++++ Source text
Email Delivery: What Exactly Are We Measuring?
We email marketers seem to have more and more approaches to help us understand how emails are performing. However, some of these methods may not always be measuring what you may be thinking they measure. It is extremely important to make sure that the data that is being returned is valid and accurate, and to do so before you act on the information and—before you compare and contrast it—to make sense of your successes or develop strategies to best achieve your goals.
Usually, the overarching conversion goal is measured by revenue—or something similar, such as leads generated, signups etc. Make sure you keep an eye on your progress towards that overarching goal and that the metrics you are receiving align with the final results.
A basic example is the open rate of an email campaign. One way to manipulate them is with exciting subject lines, but if the action items in the email don’t align with the subject line you will not be able to convert any more customers, and possibly lose a few subscribers with that email, despite the fact that the open rates are higher. Open rates by themselves are only a good secondary measurement of success. They should only be measured against past performances of the same list for the same products sent through the same email services provider. Keep in mind that open rates are easy to manipulate by using more or less active portions of your list and that open rate calculations do not have an industry standard. Therefore most ESPs calculate open rates slightly differently from each other and some emphasize total opens while other focus on unique opens, which I feel is a better measurement.
One of our clients showed us recent reports from a third party provider that sampled open rates. In this case, the client’s open rates did not have any correlation to success of the email, and even in cases where there was limited inbox delivery of emails, the open rate report remained high.
++++++++
++++ Data supplied
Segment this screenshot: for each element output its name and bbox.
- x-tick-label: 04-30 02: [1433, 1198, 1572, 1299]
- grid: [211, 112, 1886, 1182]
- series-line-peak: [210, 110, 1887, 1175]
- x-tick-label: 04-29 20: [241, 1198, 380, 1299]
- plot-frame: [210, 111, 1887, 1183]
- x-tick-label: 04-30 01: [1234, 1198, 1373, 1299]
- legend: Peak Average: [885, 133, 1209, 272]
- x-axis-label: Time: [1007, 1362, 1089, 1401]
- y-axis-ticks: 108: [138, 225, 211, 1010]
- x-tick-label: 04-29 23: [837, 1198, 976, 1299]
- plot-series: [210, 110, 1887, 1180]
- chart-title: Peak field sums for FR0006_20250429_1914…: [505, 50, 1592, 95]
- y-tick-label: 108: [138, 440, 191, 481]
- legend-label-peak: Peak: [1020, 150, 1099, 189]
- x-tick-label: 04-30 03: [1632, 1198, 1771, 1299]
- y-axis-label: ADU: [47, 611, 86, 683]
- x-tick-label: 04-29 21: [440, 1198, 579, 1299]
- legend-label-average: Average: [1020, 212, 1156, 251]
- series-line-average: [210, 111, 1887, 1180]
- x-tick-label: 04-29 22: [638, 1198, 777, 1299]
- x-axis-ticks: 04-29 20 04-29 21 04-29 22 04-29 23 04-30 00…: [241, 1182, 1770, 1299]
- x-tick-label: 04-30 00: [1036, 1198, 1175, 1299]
++++++++
• Stated goal 1: What kind of opens does the email delivery article consider a better measurement than total opens?
• Stated goal 2: Update the rows, starting with the first row and going on through the line with "- x-tick-label: 04-30 01: [1234, 1198, 1373, 1299]", by replacing "plot-frame" with "plot-border" and leaving everything else unchanged. Give only those lines.

• Worked answer 1: Unique opens.

• Worked answer 2:
Segment this screenshot: for each element output its name and bbox.
- x-tick-label: 04-30 02: [1433, 1198, 1572, 1299]
- grid: [211, 112, 1886, 1182]
- series-line-peak: [210, 110, 1887, 1175]
- x-tick-label: 04-29 20: [241, 1198, 380, 1299]
- plot-border: [210, 111, 1887, 1183]
- x-tick-label: 04-30 01: [1234, 1198, 1373, 1299]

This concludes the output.